Print every entry, word for word, and skip the images.
++++++++++
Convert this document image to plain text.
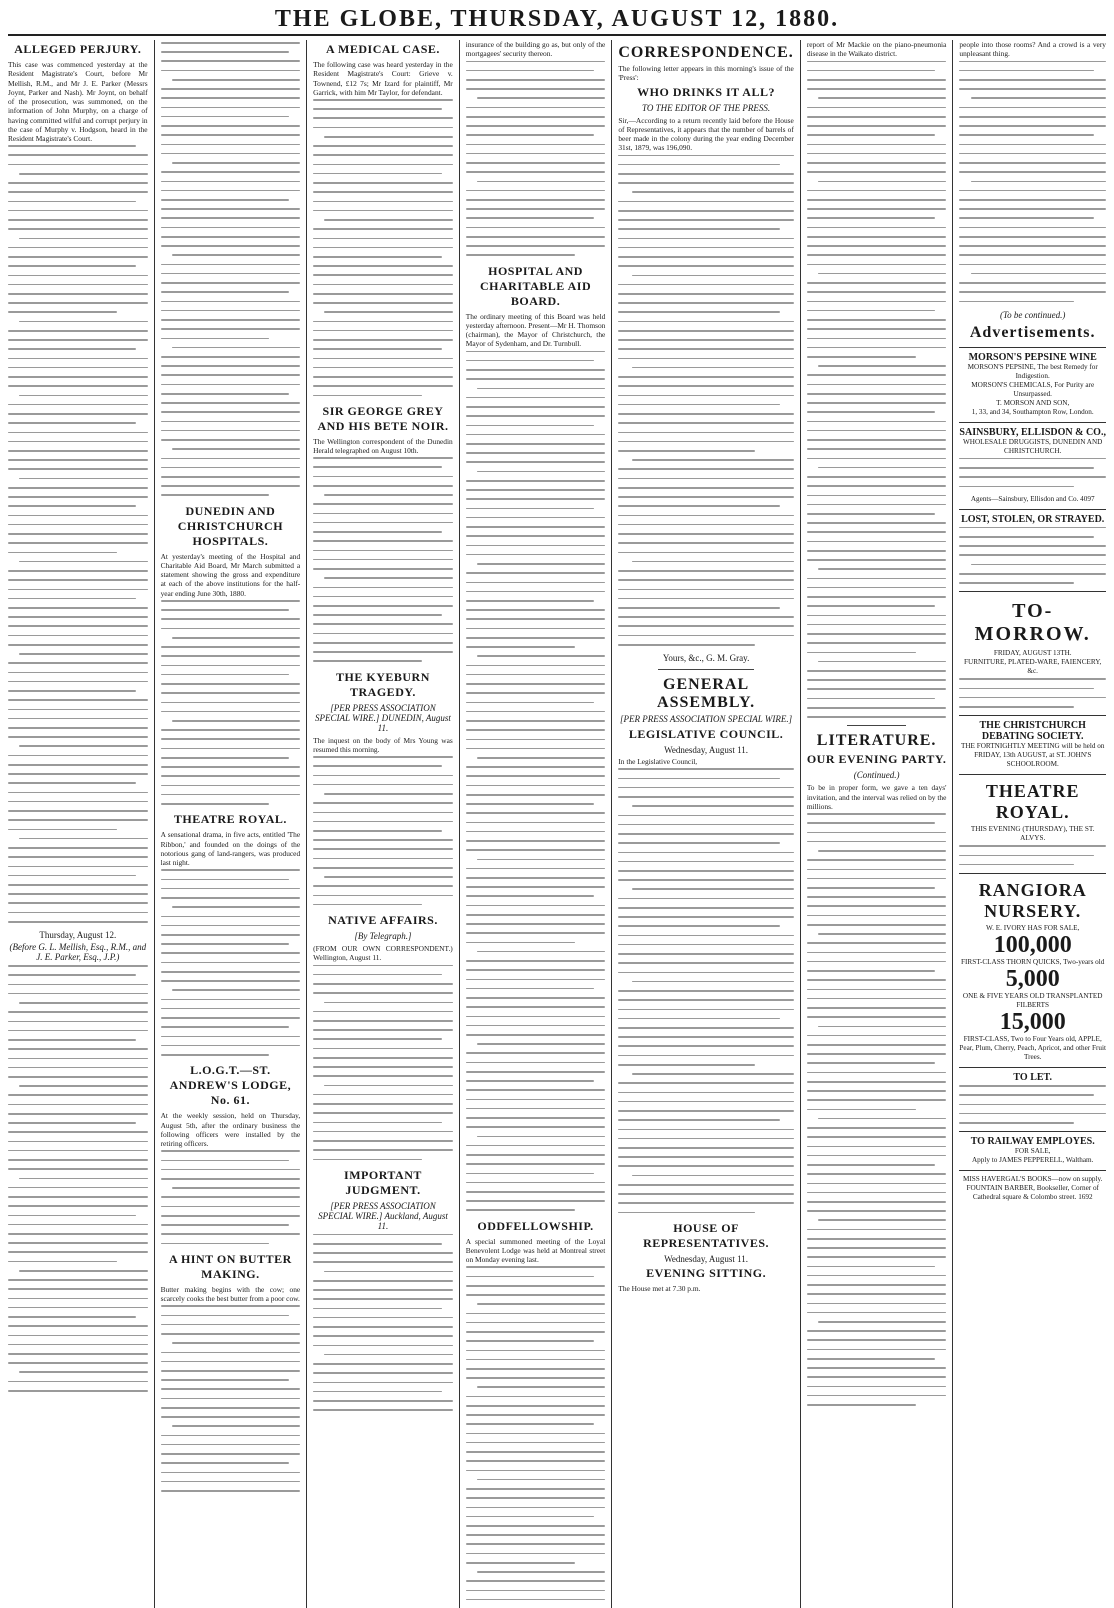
THE GLOBE, THURSDAY, AUGUST 12, 1880.
ALLEGED PERJURY.
This case was commenced yesterday at the Resident Magistrate's Court, before Mr Mellish, R.M., and Mr J. E. Parker (Messrs Joynt, Parker and Nash). Mr Joynt, on behalf of the prosecution, was summoned, on the information of John Murphy, on a charge of having committed wilful and corrupt perjury in the case of Murphy v. Hodgson, heard in the Resident Magistrate's Court.
Thursday, August 12.
(Before G. L. Mellish, Esq., R.M., and J. E. Parker, Esq., J.P.)
DUNEDIN AND CHRISTCHURCH HOSPITALS.
At yesterday's meeting of the Hospital and Charitable Aid Board, Mr March submitted a statement showing the gross and expenditure at each of the above institutions for the half-year ending June 30th, 1880.
THEATRE ROYAL.
A sensational drama, in five acts, entitled 'The Ribbon,' and founded on the doings of the notorious gang of land-rangers, was produced last night.
L.O.G.T.—ST. ANDREW'S LODGE, No. 61.
At the weekly session, held on Thursday, August 5th, after the ordinary business the following officers were installed by the retiring officers.
A HINT ON BUTTER MAKING.
Butter making begins with the cow; one scarcely cooks the best butter from a poor cow.
A MEDICAL CASE.
The following case was heard yesterday in the Resident Magistrate's Court: Grieve v. Townend, £12 7s; Mr Izard for plaintiff, Mr Garrick, with him Mr Taylor, for defendant.
SIR GEORGE GREY AND HIS BETE NOIR.
The Wellington correspondent of the Dunedin Herald telegraphed on August 10th.
THE KYEBURN TRAGEDY.
[PER PRESS ASSOCIATION SPECIAL WIRE.] DUNEDIN, August 11.
The inquest on the body of Mrs Young was resumed this morning.
NATIVE AFFAIRS.
[By Telegraph.]
(FROM OUR OWN CORRESPONDENT.) Wellington, August 11.
IMPORTANT JUDGMENT.
[PER PRESS ASSOCIATION SPECIAL WIRE.] Auckland, August 11.
insurance of the building go as, but only of the mortgagees' security thereon.
HOSPITAL AND CHARITABLE AID BOARD.
The ordinary meeting of this Board was held yesterday afternoon. Present—Mr H. Thomson (chairman), the Mayor of Christchurch, the Mayor of Sydenham, and Dr. Turnbull.
ODDFELLOWSHIP.
A special summoned meeting of the Loyal Benevolent Lodge was held at Montreal street on Monday evening last.
CORRESPONDENCE.
The following letter appears in this morning's issue of the 'Press':
WHO DRINKS IT ALL?
TO THE EDITOR OF THE PRESS.
Sir,—According to a return recently laid before the House of Representatives, it appears that the number of barrels of beer made in the colony during the year ending December 31st, 1879, was 196,090.
Yours, &c., G. M. Gray.
GENERAL ASSEMBLY.
[PER PRESS ASSOCIATION SPECIAL WIRE.]
LEGISLATIVE COUNCIL.
Wednesday, August 11.
In the Legislative Council,
HOUSE OF REPRESENTATIVES.
Wednesday, August 11.
EVENING SITTING.
The House met at 7.30 p.m.
report of Mr Mackie on the piano-pneumonia disease in the Waikato district.
LITERATURE.
OUR EVENING PARTY.
(Continued.)
To be in proper form, we gave a ten days' invitation, and the interval was relied on by the millions.
people into those rooms? And a crowd is a very unpleasant thing.
(To be continued.)
Advertisements.
MORSON'S PEPSINE WINE
MORSON'S PEPSINE, The best Remedy for Indigestion.
MORSON'S CHEMICALS, For Purity are Unsurpassed.
T. MORSON AND SON,
1, 33, and 34, Southampton Row, London.
SAINSBURY, ELLISDON & CO.,
WHOLESALE DRUGGISTS, DUNEDIN AND CHRISTCHURCH.
Agents—Sainsbury, Ellisdon and Co. 4097
LOST, STOLEN, OR STRAYED.
TO-MORROW.
FRIDAY, AUGUST 13TH.
FURNITURE, PLATED-WARE, FAIENCERY, &c.
THE CHRISTCHURCH DEBATING SOCIETY.
THE FORTNIGHTLY MEETING will be held on FRIDAY, 13th AUGUST, at ST. JOHN'S SCHOOLROOM.
THEATRE ROYAL.
THIS EVENING (THURSDAY), THE ST. ALVYS.
RANGIORA NURSERY.
W. E. IVORY HAS FOR SALE,
100,000
FIRST-CLASS THORN QUICKS, Two-years old
5,000
ONE & FIVE YEARS OLD TRANSPLANTED FILBERTS
15,000
FIRST-CLASS, Two to Four Years old, APPLE, Pear, Plum, Cherry, Peach, Apricot, and other Fruit Trees.
TO LET.
TO RAILWAY EMPLOYES.
FOR SALE,
Apply to JAMES PEPPERELL, Waltham.
MISS HAVERGAL'S BOOKS—now on supply.
FOUNTAIN BARBER, Bookseller, Corner of Cathedral square & Colombo street. 1692
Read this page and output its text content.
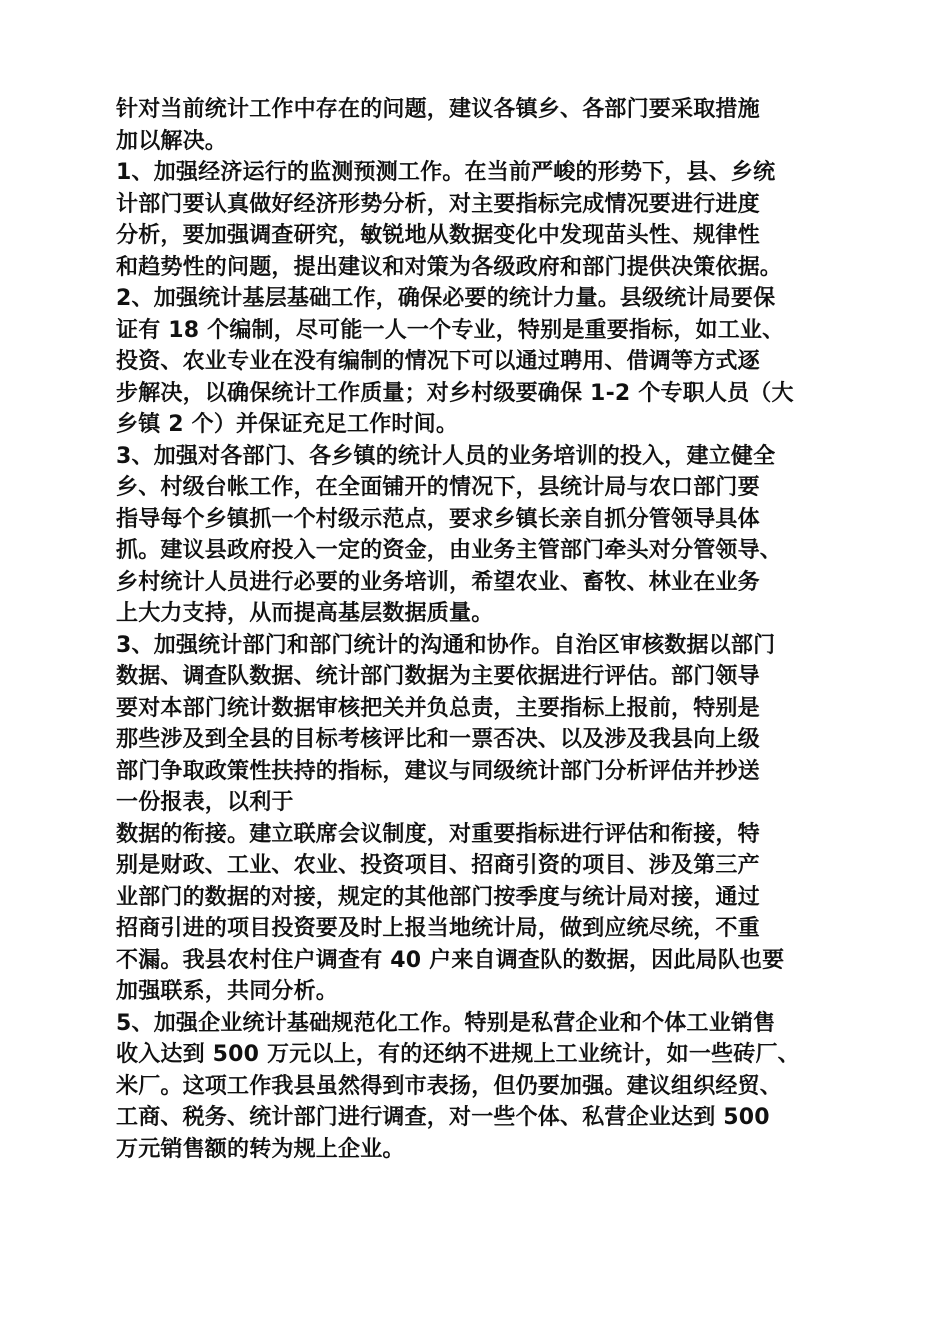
针对当前统计工作中存在的问题，建议各镇乡、各部门要采取措施
加以解决。
1、加强经济运行的监测预测工作。在当前严峻的形势下，县、乡统
计部门要认真做好经济形势分析，对主要指标完成情况要进行进度
分析，要加强调查研究，敏锐地从数据变化中发现苗头性、规律性
和趋势性的问题，提出建议和对策为各级政府和部门提供决策依据。
2、加强统计基层基础工作，确保必要的统计力量。县级统计局要保
证有 18 个编制，尽可能一人一个专业，特别是重要指标，如工业、
投资、农业专业在没有编制的情况下可以通过聘用、借调等方式逐
步解决，以确保统计工作质量；对乡村级要确保 1-2 个专职人员（大
乡镇 2 个）并保证充足工作时间。
3、加强对各部门、各乡镇的统计人员的业务培训的投入，建立健全
乡、村级台帐工作，在全面铺开的情况下，县统计局与农口部门要
指导每个乡镇抓一个村级示范点，要求乡镇长亲自抓分管领导具体
抓。建议县政府投入一定的资金，由业务主管部门牵头对分管领导、
乡村统计人员进行必要的业务培训，希望农业、畜牧、林业在业务
上大力支持，从而提高基层数据质量。
3、加强统计部门和部门统计的沟通和协作。自治区审核数据以部门
数据、调查队数据、统计部门数据为主要依据进行评估。部门领导
要对本部门统计数据审核把关并负总责，主要指标上报前，特别是
那些涉及到全县的目标考核评比和一票否决、以及涉及我县向上级
部门争取政策性扶持的指标，建议与同级统计部门分析评估并抄送
一份报表，以利于
数据的衔接。建立联席会议制度，对重要指标进行评估和衔接，特
别是财政、工业、农业、投资项目、招商引资的项目、涉及第三产
业部门的数据的对接，规定的其他部门按季度与统计局对接，通过
招商引进的项目投资要及时上报当地统计局，做到应统尽统，不重
不漏。我县农村住户调查有 40 户来自调查队的数据，因此局队也要
加强联系，共同分析。
5、加强企业统计基础规范化工作。特别是私营企业和个体工业销售
收入达到 500 万元以上，有的还纳不进规上工业统计，如一些砖厂、
米厂。这项工作我县虽然得到市表扬，但仍要加强。建议组织经贸、
工商、税务、统计部门进行调查，对一些个体、私营企业达到 500
万元销售额的转为规上企业。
++++++++++
◆ **Solution to this problem**:
Convert this document image to plain text.
THE GLOBE, THURSDAY, AUGUST 12, 1880.
ALLEGED PERJURY.
This case was commenced yesterday at the Resident Magistrate's Court, before Mr Mellish, R.M., and Mr J. E. Parker (Messrs Joynt, Parker and Nash). Mr Joynt, on behalf of the prosecution, was summoned, on the information of John Murphy, on a charge of having committed wilful and corrupt perjury in the case of Murphy v. Hodgson, heard in the Resident Magistrate's Court.
Thursday, August 12.
(Before G. L. Mellish, Esq., R.M., and J. E. Parker, Esq., J.P.)
DUNEDIN AND CHRISTCHURCH HOSPITALS.
At yesterday's meeting of the Hospital and Charitable Aid Board, Mr March submitted a statement showing the gross and expenditure at each of the above institutions for the half-year ending June 30th, 1880.
THEATRE ROYAL.
A sensational drama, in five acts, entitled 'The Ribbon,' and founded on the doings of the notorious gang of land-rangers, was produced last night.
L.O.G.T.—ST. ANDREW'S LODGE, No. 61.
At the weekly session, held on Thursday, August 5th, after the ordinary business the following officers were installed by the retiring officers.
A HINT ON BUTTER MAKING.
Butter making begins with the cow; one scarcely cooks the best butter from a poor cow.
A MEDICAL CASE.
The following case was heard yesterday in the Resident Magistrate's Court: Grieve v. Townend, £12 7s; Mr Izard for plaintiff, Mr Garrick, with him Mr Taylor, for defendant.
SIR GEORGE GREY AND HIS BETE NOIR.
The Wellington correspondent of the Dunedin Herald telegraphed on August 10th.
THE KYEBURN TRAGEDY.
[PER PRESS ASSOCIATION SPECIAL WIRE.] DUNEDIN, August 11.
The inquest on the body of Mrs Young was resumed this morning.
NATIVE AFFAIRS.
[By Telegraph.]
(FROM OUR OWN CORRESPONDENT.) Wellington, August 11.
IMPORTANT JUDGMENT.
[PER PRESS ASSOCIATION SPECIAL WIRE.] Auckland, August 11.
insurance of the building go as, but only of the mortgagees' security thereon.
HOSPITAL AND CHARITABLE AID BOARD.
The ordinary meeting of this Board was held yesterday afternoon. Present—Mr H. Thomson (chairman), the Mayor of Christchurch, the Mayor of Sydenham, and Dr. Turnbull.
ODDFELLOWSHIP.
A special summoned meeting of the Loyal Benevolent Lodge was held at Montreal street on Monday evening last.
CORRESPONDENCE.
The following letter appears in this morning's issue of the 'Press':
WHO DRINKS IT ALL?
TO THE EDITOR OF THE PRESS.
Sir,—According to a return recently laid before the House of Representatives, it appears that the number of barrels of beer made in the colony during the year ending December 31st, 1879, was 196,090.
Yours, &c., G. M. Gray.
GENERAL ASSEMBLY.
[PER PRESS ASSOCIATION SPECIAL WIRE.]
LEGISLATIVE COUNCIL.
Wednesday, August 11.
In the Legislative Council,
HOUSE OF REPRESENTATIVES.
Wednesday, August 11.
EVENING SITTING.
The House met at 7.30 p.m.
report of Mr Mackie on the piano-pneumonia disease in the Waikato district.
LITERATURE.
OUR EVENING PARTY.
(Continued.)
To be in proper form, we gave a ten days' invitation, and the interval was relied on by the millions.
people into those rooms? And a crowd is a very unpleasant thing.
(To be continued.)
Advertisements.
MORSON'S PEPSINE WINE
MORSON'S PEPSINE, The best Remedy for Indigestion.
MORSON'S CHEMICALS, For Purity are Unsurpassed.
T. MORSON AND SON,
1, 33, and 34, Southampton Row, London.
SAINSBURY, ELLISDON & CO.,
WHOLESALE DRUGGISTS, DUNEDIN AND CHRISTCHURCH.
Agents—Sainsbury, Ellisdon and Co. 4097
LOST, STOLEN, OR STRAYED.
TO-MORROW.
FRIDAY, AUGUST 13TH.
FURNITURE, PLATED-WARE, FAIENCERY, &c.
THE CHRISTCHURCH DEBATING SOCIETY.
THE FORTNIGHTLY MEETING will be held on FRIDAY, 13th AUGUST, at ST. JOHN'S SCHOOLROOM.
THEATRE ROYAL.
THIS EVENING (THURSDAY), THE ST. ALVYS.
RANGIORA NURSERY.
W. E. IVORY HAS FOR SALE,
100,000
FIRST-CLASS THORN QUICKS, Two-years old
5,000
ONE & FIVE YEARS OLD TRANSPLANTED FILBERTS
15,000
FIRST-CLASS, Two to Four Years old, APPLE, Pear, Plum, Cherry, Peach, Apricot, and other Fruit Trees.
TO LET.
TO RAILWAY EMPLOYES.
FOR SALE,
Apply to JAMES PEPPERELL, Waltham.
MISS HAVERGAL'S BOOKS—now on supply.
FOUNTAIN BARBER, Bookseller, Corner of Cathedral square & Colombo street. 1692
Read this page and output its text content.
针对当前统计工作中存在的问题，建议各镇乡、各部门要采取措施
加以解决。
1、加强经济运行的监测预测工作。在当前严峻的形势下，县、乡统
计部门要认真做好经济形势分析，对主要指标完成情况要进行进度
分析，要加强调查研究，敏锐地从数据变化中发现苗头性、规律性
和趋势性的问题，提出建议和对策为各级政府和部门提供决策依据。
2、加强统计基层基础工作，确保必要的统计力量。县级统计局要保
证有 18 个编制，尽可能一人一个专业，特别是重要指标，如工业、
投资、农业专业在没有编制的情况下可以通过聘用、借调等方式逐
步解决，以确保统计工作质量；对乡村级要确保 1-2 个专职人员（大
乡镇 2 个）并保证充足工作时间。
3、加强对各部门、各乡镇的统计人员的业务培训的投入，建立健全
乡、村级台帐工作，在全面铺开的情况下，县统计局与农口部门要
指导每个乡镇抓一个村级示范点，要求乡镇长亲自抓分管领导具体
抓。建议县政府投入一定的资金，由业务主管部门牵头对分管领导、
乡村统计人员进行必要的业务培训，希望农业、畜牧、林业在业务
上大力支持，从而提高基层数据质量。
3、加强统计部门和部门统计的沟通和协作。自治区审核数据以部门
数据、调查队数据、统计部门数据为主要依据进行评估。部门领导
要对本部门统计数据审核把关并负总责，主要指标上报前，特别是
那些涉及到全县的目标考核评比和一票否决、以及涉及我县向上级
部门争取政策性扶持的指标，建议与同级统计部门分析评估并抄送
一份报表，以利于
数据的衔接。建立联席会议制度，对重要指标进行评估和衔接，特
别是财政、工业、农业、投资项目、招商引资的项目、涉及第三产
业部门的数据的对接，规定的其他部门按季度与统计局对接，通过
招商引进的项目投资要及时上报当地统计局，做到应统尽统，不重
不漏。我县农村住户调查有 40 户来自调查队的数据，因此局队也要
加强联系，共同分析。
5、加强企业统计基础规范化工作。特别是私营企业和个体工业销售
收入达到 500 万元以上，有的还纳不进规上工业统计，如一些砖厂、
米厂。这项工作我县虽然得到市表扬，但仍要加强。建议组织经贸、
工商、税务、统计部门进行调查，对一些个体、私营企业达到 500
万元销售额的转为规上企业。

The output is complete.